Instructions to follow:
Please turn everything from the first line of the items down to the line containing "- legend-item-text-or-chat: Text", both of those lines included, into a numbered list. Leave out any blank lines.

Task inputs:
———

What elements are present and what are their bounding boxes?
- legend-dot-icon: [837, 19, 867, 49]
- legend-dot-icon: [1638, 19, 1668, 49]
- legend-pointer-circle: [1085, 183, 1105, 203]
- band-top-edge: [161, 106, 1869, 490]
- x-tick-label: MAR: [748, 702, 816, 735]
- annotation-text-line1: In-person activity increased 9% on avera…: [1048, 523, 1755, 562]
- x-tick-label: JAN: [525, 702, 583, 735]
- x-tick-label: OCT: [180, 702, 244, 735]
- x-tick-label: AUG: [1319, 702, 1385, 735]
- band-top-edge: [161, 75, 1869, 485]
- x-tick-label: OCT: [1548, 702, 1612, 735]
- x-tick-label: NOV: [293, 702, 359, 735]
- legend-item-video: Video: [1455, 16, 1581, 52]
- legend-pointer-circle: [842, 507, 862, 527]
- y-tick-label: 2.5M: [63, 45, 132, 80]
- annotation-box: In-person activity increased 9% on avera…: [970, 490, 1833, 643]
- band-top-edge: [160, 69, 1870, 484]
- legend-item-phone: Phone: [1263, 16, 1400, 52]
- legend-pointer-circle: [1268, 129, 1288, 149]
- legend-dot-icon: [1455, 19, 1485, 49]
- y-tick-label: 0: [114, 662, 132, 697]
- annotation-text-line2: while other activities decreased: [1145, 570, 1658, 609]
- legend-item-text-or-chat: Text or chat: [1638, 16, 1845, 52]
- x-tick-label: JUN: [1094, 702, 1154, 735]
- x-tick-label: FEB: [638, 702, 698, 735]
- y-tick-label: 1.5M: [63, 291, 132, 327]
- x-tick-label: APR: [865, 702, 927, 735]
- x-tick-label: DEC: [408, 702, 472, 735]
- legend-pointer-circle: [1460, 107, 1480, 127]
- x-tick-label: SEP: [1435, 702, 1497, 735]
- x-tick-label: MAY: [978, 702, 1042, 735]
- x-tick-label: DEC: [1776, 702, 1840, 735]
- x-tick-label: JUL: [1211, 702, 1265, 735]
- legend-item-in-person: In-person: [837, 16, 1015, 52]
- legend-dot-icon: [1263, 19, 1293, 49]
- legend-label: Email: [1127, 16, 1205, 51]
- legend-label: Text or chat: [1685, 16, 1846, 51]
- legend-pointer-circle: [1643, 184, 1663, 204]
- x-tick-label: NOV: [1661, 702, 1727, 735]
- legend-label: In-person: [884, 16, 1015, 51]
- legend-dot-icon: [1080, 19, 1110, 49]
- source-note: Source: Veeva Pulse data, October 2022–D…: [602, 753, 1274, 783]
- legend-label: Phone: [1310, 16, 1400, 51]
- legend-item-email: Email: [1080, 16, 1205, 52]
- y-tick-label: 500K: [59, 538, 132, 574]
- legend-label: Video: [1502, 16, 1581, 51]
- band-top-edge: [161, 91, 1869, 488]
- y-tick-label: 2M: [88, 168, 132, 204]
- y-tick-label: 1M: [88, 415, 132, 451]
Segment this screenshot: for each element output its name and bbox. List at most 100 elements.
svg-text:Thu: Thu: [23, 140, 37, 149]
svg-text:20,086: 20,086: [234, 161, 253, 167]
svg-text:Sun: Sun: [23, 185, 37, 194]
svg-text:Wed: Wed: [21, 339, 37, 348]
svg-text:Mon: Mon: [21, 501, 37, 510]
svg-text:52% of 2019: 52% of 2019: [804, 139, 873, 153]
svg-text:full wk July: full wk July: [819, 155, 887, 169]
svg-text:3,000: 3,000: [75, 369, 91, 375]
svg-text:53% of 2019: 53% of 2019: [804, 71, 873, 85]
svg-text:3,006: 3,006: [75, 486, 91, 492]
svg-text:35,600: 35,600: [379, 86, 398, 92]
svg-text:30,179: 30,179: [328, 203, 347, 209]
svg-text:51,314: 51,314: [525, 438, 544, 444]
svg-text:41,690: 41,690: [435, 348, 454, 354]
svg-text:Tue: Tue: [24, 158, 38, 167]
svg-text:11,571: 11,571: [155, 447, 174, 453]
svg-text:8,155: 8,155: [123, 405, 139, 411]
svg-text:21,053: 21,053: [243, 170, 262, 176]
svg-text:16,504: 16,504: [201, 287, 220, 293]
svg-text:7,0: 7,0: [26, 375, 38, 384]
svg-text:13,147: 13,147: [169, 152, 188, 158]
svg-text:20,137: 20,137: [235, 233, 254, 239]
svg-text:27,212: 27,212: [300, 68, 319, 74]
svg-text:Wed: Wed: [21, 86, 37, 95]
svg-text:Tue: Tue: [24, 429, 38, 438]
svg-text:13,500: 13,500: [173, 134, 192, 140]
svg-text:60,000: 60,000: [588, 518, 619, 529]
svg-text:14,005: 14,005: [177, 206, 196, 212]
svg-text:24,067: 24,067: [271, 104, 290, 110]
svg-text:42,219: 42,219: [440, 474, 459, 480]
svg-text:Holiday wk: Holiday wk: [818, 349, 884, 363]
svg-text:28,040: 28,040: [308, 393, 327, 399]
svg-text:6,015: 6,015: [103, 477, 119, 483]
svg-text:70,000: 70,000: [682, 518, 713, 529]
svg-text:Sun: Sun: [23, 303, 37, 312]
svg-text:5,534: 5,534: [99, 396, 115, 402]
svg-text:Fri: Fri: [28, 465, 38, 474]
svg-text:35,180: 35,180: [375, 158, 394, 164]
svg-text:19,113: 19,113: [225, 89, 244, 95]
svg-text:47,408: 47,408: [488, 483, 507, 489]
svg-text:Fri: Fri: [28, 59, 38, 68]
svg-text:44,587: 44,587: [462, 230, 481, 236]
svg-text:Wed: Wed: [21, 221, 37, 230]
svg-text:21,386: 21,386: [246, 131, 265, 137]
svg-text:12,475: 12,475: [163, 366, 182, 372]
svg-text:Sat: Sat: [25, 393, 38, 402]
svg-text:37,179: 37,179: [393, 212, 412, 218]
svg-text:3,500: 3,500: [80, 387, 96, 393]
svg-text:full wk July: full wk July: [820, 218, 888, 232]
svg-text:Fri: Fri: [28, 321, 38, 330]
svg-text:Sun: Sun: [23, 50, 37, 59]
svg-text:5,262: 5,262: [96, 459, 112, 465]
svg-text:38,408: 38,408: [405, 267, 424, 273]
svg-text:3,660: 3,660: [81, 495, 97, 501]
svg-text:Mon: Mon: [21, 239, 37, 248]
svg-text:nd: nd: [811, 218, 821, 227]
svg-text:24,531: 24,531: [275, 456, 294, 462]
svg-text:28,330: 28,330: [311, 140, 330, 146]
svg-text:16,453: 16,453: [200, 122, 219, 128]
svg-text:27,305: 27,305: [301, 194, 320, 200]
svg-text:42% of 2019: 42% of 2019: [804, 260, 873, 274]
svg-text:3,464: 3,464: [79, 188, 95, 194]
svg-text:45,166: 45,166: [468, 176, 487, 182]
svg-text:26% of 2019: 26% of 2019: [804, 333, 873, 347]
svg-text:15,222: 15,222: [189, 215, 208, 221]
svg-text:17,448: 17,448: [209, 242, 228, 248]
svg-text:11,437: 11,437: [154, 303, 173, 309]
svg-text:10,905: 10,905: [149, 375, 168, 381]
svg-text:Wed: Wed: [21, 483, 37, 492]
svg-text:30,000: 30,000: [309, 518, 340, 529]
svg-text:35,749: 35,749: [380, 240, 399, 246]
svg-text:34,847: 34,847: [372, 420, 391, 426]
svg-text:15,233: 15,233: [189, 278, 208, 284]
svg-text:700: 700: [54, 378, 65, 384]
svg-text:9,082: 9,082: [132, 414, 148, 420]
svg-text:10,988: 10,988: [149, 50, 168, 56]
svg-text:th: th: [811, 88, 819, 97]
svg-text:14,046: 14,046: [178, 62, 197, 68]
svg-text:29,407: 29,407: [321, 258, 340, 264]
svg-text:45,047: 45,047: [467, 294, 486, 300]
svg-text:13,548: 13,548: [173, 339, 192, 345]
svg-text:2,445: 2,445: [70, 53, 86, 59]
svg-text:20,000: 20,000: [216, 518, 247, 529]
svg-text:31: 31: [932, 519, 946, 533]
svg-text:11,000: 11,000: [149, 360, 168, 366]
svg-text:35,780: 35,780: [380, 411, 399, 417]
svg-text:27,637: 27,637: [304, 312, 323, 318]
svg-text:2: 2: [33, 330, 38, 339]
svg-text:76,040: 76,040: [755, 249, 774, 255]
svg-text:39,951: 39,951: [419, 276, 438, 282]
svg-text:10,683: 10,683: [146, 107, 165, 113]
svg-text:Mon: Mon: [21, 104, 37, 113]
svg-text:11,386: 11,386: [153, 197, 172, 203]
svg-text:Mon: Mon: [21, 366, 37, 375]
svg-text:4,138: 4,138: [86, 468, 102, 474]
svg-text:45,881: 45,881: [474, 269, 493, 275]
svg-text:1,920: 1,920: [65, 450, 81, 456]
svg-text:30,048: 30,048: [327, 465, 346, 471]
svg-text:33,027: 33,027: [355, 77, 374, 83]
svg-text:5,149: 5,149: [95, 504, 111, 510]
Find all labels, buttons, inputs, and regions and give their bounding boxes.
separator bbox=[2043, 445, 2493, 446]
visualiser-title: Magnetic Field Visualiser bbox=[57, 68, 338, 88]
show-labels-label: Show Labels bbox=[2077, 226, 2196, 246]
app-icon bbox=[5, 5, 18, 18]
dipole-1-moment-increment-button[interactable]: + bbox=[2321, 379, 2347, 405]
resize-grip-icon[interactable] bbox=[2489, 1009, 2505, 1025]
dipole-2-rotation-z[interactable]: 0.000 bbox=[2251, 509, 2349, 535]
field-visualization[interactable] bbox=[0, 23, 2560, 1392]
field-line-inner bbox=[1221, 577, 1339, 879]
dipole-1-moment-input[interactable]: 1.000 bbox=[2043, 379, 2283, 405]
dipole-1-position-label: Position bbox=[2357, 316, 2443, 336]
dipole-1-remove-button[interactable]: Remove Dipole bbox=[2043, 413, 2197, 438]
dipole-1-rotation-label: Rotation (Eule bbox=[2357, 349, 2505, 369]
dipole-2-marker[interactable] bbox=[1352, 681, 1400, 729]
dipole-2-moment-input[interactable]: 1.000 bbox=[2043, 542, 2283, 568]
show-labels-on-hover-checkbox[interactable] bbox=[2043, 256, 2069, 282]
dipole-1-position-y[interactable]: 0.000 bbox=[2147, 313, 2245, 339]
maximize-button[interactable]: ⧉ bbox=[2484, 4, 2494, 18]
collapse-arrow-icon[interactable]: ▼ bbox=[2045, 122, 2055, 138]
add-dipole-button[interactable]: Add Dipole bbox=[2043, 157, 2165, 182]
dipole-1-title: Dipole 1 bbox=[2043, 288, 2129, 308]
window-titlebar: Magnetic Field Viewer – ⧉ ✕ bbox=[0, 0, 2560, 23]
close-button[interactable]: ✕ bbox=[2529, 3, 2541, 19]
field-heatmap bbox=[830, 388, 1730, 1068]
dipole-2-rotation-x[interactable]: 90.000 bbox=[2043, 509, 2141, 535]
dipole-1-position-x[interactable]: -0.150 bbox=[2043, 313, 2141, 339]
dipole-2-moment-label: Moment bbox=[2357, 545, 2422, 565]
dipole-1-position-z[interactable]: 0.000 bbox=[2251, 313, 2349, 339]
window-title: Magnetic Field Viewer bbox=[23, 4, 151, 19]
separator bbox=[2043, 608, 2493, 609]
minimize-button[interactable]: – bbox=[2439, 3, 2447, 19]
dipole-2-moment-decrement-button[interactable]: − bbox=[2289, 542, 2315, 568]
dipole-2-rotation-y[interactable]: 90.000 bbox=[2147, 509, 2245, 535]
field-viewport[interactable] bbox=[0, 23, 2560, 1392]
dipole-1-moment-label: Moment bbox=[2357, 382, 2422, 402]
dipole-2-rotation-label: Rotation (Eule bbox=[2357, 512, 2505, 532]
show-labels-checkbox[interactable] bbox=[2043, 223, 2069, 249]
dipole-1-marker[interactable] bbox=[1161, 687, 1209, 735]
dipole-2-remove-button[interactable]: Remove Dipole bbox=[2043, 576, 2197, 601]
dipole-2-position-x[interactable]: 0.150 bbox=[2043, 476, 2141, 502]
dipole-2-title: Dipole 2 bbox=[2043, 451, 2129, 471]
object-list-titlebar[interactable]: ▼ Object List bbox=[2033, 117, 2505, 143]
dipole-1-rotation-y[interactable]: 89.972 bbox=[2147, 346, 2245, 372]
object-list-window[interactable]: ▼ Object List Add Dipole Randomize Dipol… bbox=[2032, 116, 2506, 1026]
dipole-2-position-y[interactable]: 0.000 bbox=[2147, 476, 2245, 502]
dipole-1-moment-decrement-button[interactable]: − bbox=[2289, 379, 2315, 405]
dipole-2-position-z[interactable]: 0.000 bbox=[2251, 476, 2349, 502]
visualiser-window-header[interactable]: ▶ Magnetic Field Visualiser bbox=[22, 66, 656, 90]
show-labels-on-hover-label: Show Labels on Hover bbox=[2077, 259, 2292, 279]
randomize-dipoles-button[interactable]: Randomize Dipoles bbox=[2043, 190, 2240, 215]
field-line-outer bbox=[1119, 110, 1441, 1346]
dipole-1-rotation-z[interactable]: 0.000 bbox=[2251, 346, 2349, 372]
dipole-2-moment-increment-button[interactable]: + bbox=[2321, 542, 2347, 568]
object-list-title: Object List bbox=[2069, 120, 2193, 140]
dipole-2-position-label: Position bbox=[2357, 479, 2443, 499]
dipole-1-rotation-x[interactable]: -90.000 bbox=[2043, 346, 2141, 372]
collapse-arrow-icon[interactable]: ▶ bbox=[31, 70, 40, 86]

———

Exercise output:
1. What elements are present and what are their bounding boxes?
2. - legend-dot-icon: [837, 19, 867, 49]
3. - legend-dot-icon: [1638, 19, 1668, 49]
4. - legend-pointer-circle: [1085, 183, 1105, 203]
5. - band-top-edge: [161, 106, 1869, 490]
6. - x-tick-label: MAR: [748, 702, 816, 735]
7. - annotation-text-line1: In-person activity increased 9% on avera…: [1048, 523, 1755, 562]
8. - x-tick-label: JAN: [525, 702, 583, 735]
9. - x-tick-label: OCT: [180, 702, 244, 735]
10. - x-tick-label: AUG: [1319, 702, 1385, 735]
11. - band-top-edge: [161, 75, 1869, 485]
12. - x-tick-label: OCT: [1548, 702, 1612, 735]
13. - x-tick-label: NOV: [293, 702, 359, 735]
14. - legend-item-video: Video: [1455, 16, 1581, 52]
15. - legend-pointer-circle: [842, 507, 862, 527]
16. - y-tick-label: 2.5M: [63, 45, 132, 80]
17. - annotation-box: In-person activity increased 9% on avera…: [970, 490, 1833, 643]
18. - band-top-edge: [160, 69, 1870, 484]
19. - legend-item-phone: Phone: [1263, 16, 1400, 52]
20. - legend-pointer-circle: [1268, 129, 1288, 149]
21. - legend-dot-icon: [1455, 19, 1485, 49]
22. - y-tick-label: 0: [114, 662, 132, 697]
23. - annotation-text-line2: while other activities decreased: [1145, 570, 1658, 609]
24. - legend-item-text-or-chat: Text or chat: [1638, 16, 1845, 52]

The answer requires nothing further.